-- START Given data --
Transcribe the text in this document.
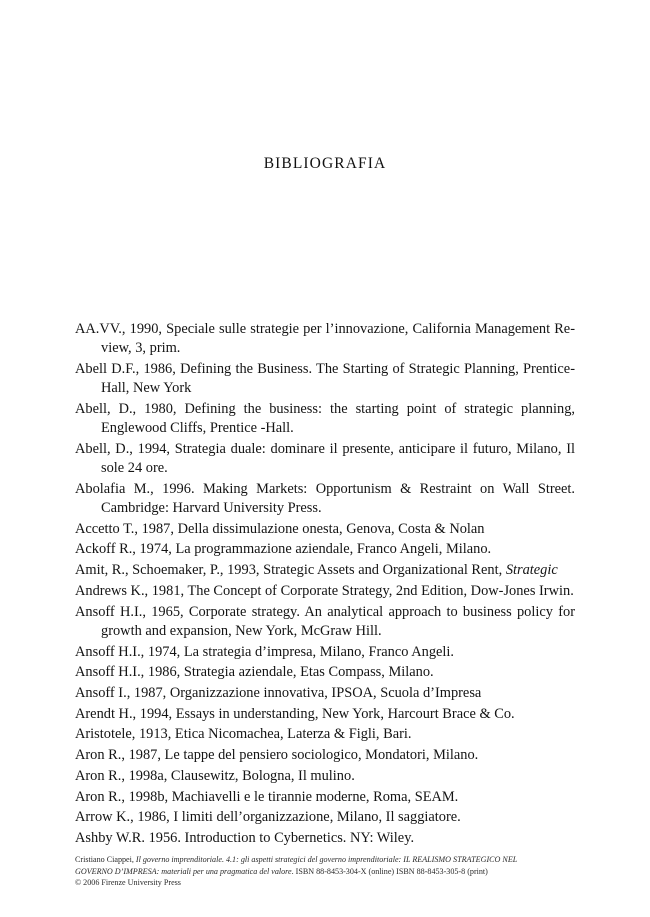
BIBLIOGRAFIA
AA.VV., 1990, Speciale sulle strategie per l’innovazione, California Management Re-view, 3, prim.
Abell D.F., 1986, Defining the Business. The Starting of Strategic Planning, Prentice-Hall, New York
Abell, D., 1980, Defining the business: the starting point of strategic planning, Englewood Cliffs, Prentice -Hall.
Abell, D., 1994, Strategia duale: dominare il presente, anticipare il futuro, Milano, Il sole 24 ore.
Abolafia M., 1996. Making Markets: Opportunism & Restraint on Wall Street. Cambridge: Harvard University Press.
Accetto T., 1987, Della dissimulazione onesta, Genova, Costa & Nolan
Ackoff R., 1974, La programmazione aziendale, Franco Angeli, Milano.
Amit, R., Schoemaker, P., 1993, Strategic Assets and Organizational Rent, Strategic
Andrews K., 1981, The Concept of Corporate Strategy, 2nd Edition, Dow-Jones Irwin.
Ansoff H.I., 1965, Corporate strategy. An analytical approach to business policy for growth and expansion, New York, McGraw Hill.
Ansoff H.I., 1974, La strategia d’impresa, Milano, Franco Angeli.
Ansoff H.I., 1986, Strategia aziendale, Etas Compass, Milano.
Ansoff I., 1987, Organizzazione innovativa, IPSOA, Scuola d’Impresa
Arendt H., 1994, Essays in understanding, New York, Harcourt Brace & Co.
Aristotele, 1913, Etica Nicomachea, Laterza & Figli, Bari.
Aron R., 1987, Le tappe del pensiero sociologico, Mondatori, Milano.
Aron R., 1998a, Clausewitz, Bologna, Il mulino.
Aron R., 1998b, Machiavelli e le tirannie moderne, Roma, SEAM.
Arrow K., 1986, I limiti dell’organizzazione, Milano, Il saggiatore.
Ashby W.R. 1956. Introduction to Cybernetics. NY: Wiley.
Cristiano Ciappei, Il governo imprenditoriale. 4.1: gli aspetti strategici del governo imprenditoriale: IL REALISMO STRATEGICO NEL
GOVERNO D’IMPRESA: materiali per una pragmatica del valore. ISBN 88-8453-304-X (online) ISBN 88-8453-305-8 (print)
© 2006 Firenze University Press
-- END Given data --
Required task
Without the pictures, return all the records precisely as they stand.

Final answer
Transcribe the text in this document.
BIBLIOGRAFIA
AA.VV., 1990, Speciale sulle strategie per l’innovazione, California Management Re-view, 3, prim.
Abell D.F., 1986, Defining the Business. The Starting of Strategic Planning, Prentice-Hall, New York
Abell, D., 1980, Defining the business: the starting point of strategic planning, Englewood Cliffs, Prentice -Hall.
Abell, D., 1994, Strategia duale: dominare il presente, anticipare il futuro, Milano, Il sole 24 ore.
Abolafia M., 1996. Making Markets: Opportunism & Restraint on Wall Street. Cambridge: Harvard University Press.
Accetto T., 1987, Della dissimulazione onesta, Genova, Costa & Nolan
Ackoff R., 1974, La programmazione aziendale, Franco Angeli, Milano.
Amit, R., Schoemaker, P., 1993, Strategic Assets and Organizational Rent, Strategic
Andrews K., 1981, The Concept of Corporate Strategy, 2nd Edition, Dow-Jones Irwin.
Ansoff H.I., 1965, Corporate strategy. An analytical approach to business policy for growth and expansion, New York, McGraw Hill.
Ansoff H.I., 1974, La strategia d’impresa, Milano, Franco Angeli.
Ansoff H.I., 1986, Strategia aziendale, Etas Compass, Milano.
Ansoff I., 1987, Organizzazione innovativa, IPSOA, Scuola d’Impresa
Arendt H., 1994, Essays in understanding, New York, Harcourt Brace & Co.
Aristotele, 1913, Etica Nicomachea, Laterza & Figli, Bari.
Aron R., 1987, Le tappe del pensiero sociologico, Mondatori, Milano.
Aron R., 1998a, Clausewitz, Bologna, Il mulino.
Aron R., 1998b, Machiavelli e le tirannie moderne, Roma, SEAM.
Arrow K., 1986, I limiti dell’organizzazione, Milano, Il saggiatore.
Ashby W.R. 1956. Introduction to Cybernetics. NY: Wiley.
Cristiano Ciappei, Il governo imprenditoriale. 4.1: gli aspetti strategici del governo imprenditoriale: IL REALISMO STRATEGICO NEL
GOVERNO D’IMPRESA: materiali per una pragmatica del valore. ISBN 88-8453-304-X (online) ISBN 88-8453-305-8 (print)
© 2006 Firenze University Press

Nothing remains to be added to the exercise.